YOUR GOAL
Read the lines below. Copy out any that hold the string "color".

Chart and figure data

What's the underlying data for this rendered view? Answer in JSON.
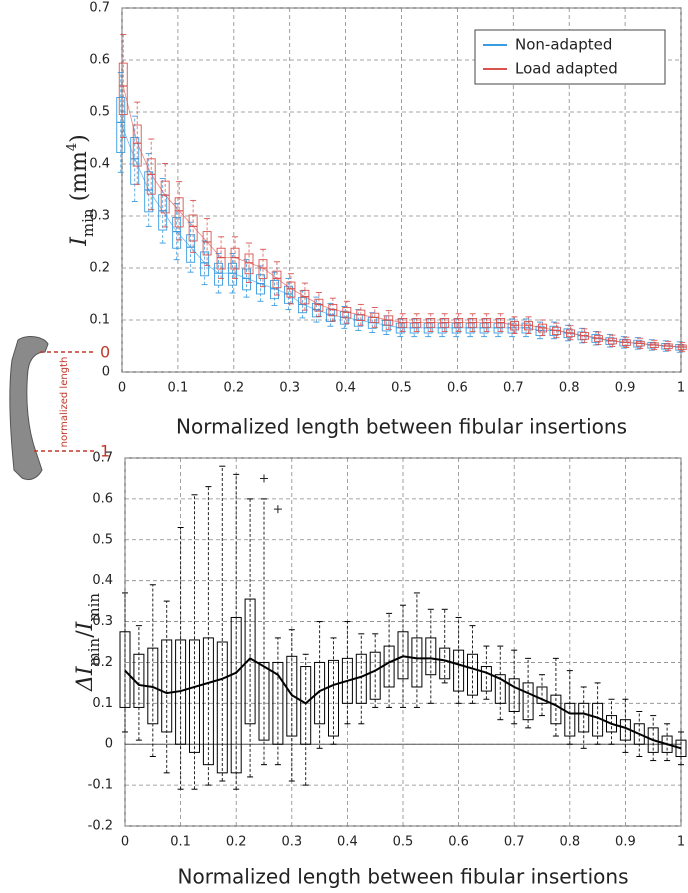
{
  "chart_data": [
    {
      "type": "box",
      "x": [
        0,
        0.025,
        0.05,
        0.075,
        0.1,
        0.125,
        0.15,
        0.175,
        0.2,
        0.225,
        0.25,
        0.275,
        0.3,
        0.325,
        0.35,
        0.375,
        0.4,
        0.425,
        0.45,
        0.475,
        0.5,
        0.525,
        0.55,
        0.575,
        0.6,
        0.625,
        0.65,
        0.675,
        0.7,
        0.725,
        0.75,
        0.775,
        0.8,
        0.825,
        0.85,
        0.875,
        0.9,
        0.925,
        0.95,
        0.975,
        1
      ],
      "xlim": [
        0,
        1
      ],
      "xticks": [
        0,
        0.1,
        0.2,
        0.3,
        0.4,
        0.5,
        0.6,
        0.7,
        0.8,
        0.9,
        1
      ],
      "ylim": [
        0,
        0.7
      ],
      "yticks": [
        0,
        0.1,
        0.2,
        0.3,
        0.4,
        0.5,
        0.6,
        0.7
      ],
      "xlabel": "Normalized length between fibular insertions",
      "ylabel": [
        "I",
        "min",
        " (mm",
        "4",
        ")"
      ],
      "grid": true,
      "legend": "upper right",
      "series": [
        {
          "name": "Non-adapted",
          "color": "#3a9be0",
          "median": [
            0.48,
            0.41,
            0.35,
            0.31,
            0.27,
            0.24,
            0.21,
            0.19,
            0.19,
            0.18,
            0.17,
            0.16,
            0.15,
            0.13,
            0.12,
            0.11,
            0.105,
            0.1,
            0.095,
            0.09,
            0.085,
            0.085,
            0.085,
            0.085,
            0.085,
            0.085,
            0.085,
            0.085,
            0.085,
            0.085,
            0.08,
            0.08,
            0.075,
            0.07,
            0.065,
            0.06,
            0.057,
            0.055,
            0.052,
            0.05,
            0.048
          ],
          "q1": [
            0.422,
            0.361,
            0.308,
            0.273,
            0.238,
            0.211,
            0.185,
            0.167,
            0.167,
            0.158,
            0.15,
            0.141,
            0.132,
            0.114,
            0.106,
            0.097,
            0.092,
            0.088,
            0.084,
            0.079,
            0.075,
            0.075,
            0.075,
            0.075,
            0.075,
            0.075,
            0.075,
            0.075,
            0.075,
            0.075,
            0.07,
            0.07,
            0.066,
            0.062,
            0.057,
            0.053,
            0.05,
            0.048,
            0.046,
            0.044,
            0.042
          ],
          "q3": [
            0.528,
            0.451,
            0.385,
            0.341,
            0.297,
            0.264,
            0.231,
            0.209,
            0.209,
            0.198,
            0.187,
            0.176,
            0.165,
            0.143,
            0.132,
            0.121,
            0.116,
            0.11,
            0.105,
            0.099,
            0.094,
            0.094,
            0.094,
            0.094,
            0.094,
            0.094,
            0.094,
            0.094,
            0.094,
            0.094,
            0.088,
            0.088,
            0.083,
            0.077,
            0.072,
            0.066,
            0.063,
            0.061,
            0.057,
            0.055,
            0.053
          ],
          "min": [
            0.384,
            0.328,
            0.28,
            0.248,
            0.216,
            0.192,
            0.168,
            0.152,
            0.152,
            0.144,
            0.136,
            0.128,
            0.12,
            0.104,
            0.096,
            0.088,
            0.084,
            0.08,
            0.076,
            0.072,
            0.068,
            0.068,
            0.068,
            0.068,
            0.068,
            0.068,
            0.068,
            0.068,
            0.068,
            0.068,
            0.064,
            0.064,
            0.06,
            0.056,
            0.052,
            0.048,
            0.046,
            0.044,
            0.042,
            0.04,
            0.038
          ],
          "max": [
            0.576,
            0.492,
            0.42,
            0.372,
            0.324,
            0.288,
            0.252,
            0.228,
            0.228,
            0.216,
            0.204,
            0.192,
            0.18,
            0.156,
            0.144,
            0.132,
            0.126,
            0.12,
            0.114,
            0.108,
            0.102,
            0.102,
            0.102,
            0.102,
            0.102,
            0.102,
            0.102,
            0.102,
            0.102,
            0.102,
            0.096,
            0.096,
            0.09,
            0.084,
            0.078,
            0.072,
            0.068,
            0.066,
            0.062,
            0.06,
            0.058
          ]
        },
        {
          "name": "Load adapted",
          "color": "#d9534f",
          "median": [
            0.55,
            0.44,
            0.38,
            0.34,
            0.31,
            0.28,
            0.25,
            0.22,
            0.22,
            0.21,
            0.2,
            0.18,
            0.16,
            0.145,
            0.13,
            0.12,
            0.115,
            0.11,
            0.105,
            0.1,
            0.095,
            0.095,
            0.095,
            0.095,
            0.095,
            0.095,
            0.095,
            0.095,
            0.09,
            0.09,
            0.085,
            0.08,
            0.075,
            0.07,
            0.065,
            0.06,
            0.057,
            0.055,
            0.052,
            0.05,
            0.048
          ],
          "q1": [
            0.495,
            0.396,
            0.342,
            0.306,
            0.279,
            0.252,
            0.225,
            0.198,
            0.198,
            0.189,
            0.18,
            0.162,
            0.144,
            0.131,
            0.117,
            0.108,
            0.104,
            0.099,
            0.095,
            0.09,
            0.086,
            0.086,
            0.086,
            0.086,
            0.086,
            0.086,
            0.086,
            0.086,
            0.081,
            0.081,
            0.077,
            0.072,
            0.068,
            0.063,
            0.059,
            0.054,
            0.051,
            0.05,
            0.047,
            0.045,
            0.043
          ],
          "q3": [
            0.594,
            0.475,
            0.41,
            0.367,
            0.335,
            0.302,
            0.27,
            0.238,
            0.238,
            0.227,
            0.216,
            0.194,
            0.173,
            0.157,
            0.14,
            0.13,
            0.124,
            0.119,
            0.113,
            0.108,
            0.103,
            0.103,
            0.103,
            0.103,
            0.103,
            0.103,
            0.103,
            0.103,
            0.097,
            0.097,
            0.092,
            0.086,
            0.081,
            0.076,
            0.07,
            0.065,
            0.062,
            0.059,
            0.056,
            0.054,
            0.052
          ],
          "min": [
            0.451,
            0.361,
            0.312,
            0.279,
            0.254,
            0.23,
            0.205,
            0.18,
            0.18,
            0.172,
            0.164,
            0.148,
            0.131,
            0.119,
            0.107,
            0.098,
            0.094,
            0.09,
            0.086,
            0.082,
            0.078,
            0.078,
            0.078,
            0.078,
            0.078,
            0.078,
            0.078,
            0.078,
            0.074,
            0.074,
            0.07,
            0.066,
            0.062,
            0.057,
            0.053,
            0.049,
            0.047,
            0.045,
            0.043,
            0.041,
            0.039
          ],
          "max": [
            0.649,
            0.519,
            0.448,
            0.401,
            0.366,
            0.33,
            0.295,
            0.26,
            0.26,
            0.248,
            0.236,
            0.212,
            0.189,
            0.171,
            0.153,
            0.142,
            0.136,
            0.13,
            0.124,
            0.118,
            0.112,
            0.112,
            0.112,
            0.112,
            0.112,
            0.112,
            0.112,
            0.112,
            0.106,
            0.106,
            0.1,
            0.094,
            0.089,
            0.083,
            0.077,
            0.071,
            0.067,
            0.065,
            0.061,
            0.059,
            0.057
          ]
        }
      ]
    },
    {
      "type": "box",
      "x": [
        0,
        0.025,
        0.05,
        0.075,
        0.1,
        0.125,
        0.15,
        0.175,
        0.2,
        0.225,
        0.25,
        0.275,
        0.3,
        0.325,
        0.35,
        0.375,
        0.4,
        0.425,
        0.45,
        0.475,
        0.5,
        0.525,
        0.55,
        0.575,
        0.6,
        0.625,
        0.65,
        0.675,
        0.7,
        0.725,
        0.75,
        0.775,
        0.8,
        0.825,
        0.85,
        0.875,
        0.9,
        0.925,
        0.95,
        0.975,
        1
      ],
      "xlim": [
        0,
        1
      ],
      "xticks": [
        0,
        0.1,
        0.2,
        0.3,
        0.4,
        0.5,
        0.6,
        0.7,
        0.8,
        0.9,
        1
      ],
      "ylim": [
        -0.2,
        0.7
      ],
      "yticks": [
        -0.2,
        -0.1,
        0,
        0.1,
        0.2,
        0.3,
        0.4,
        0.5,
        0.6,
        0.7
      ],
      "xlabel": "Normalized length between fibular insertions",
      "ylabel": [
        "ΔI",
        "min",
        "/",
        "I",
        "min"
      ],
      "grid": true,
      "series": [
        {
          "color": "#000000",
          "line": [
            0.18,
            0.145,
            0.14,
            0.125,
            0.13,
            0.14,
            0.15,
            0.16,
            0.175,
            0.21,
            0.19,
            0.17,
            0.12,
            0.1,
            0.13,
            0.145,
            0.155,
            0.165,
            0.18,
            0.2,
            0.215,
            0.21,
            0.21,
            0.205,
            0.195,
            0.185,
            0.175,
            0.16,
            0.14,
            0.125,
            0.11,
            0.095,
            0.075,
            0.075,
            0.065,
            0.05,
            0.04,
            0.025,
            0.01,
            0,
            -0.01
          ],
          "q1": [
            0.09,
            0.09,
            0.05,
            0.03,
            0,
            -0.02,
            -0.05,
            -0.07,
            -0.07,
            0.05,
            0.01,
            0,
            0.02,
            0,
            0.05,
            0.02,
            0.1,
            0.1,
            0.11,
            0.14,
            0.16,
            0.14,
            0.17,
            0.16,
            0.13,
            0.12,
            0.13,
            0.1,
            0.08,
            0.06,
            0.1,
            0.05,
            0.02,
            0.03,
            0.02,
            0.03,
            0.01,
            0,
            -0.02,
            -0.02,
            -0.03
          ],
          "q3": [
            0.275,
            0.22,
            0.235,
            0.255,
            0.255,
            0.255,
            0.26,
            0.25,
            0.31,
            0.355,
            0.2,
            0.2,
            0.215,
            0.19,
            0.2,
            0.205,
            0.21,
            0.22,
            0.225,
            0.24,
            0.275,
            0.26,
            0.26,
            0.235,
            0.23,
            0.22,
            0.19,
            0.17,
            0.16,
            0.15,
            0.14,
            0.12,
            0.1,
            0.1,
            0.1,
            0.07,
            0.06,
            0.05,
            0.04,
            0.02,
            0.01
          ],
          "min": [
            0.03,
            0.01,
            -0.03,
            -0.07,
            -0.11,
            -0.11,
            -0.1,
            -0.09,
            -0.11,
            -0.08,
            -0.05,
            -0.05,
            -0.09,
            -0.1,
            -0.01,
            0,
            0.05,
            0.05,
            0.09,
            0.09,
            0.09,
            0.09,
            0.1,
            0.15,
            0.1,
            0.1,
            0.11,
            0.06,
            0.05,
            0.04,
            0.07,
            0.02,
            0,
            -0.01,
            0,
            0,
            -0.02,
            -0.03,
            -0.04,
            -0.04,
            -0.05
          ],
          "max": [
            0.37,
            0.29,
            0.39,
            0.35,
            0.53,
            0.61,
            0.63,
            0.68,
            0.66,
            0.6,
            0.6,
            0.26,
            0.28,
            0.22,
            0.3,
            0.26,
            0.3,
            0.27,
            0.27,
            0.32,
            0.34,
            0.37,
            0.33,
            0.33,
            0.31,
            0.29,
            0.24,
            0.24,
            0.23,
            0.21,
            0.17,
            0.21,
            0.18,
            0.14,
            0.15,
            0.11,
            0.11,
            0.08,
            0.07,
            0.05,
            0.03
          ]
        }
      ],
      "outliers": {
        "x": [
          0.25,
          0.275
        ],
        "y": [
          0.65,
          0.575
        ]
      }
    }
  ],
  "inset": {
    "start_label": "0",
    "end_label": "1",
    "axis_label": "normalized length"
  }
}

SOLUTION BELOW
          "color": "#3a9be0",
          "color": "#d9534f",
          "color": "#000000",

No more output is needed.